__Objective__.
Pull each line containing "N表示的有理数互为相反数" out of the data and copy it.

__Material supplied__.

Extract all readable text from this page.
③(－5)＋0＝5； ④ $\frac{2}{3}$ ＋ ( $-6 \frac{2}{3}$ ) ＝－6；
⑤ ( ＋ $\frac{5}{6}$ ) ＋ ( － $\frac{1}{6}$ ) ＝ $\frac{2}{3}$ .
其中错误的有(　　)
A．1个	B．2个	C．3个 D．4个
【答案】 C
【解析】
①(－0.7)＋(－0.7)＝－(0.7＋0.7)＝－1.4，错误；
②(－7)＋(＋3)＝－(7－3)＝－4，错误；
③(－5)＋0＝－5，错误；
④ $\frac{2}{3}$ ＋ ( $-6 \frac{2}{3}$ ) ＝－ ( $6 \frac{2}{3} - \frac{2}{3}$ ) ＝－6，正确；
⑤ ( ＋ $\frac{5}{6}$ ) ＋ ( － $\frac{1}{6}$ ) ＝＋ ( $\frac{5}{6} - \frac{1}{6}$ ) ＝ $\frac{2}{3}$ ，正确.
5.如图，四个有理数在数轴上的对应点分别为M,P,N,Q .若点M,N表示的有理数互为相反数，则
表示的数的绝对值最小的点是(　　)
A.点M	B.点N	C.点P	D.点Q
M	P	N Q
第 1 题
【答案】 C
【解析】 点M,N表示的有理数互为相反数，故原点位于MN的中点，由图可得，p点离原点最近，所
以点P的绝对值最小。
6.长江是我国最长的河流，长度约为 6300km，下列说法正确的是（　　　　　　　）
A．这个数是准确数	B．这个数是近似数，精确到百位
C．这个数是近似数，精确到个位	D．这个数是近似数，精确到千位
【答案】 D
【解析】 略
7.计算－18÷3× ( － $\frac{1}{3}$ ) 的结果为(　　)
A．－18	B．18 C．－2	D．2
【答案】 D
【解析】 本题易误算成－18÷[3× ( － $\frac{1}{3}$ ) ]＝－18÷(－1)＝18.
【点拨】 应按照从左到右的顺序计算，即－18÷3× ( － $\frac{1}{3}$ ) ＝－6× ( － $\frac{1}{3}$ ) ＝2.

__Full answer__.
5.如图，四个有理数在数轴上的对应点分别为M,P,N,Q .若点M,N表示的有理数互为相反数，则
【解析】 点M,N表示的有理数互为相反数，故原点位于MN的中点，由图可得，p点离原点最近，所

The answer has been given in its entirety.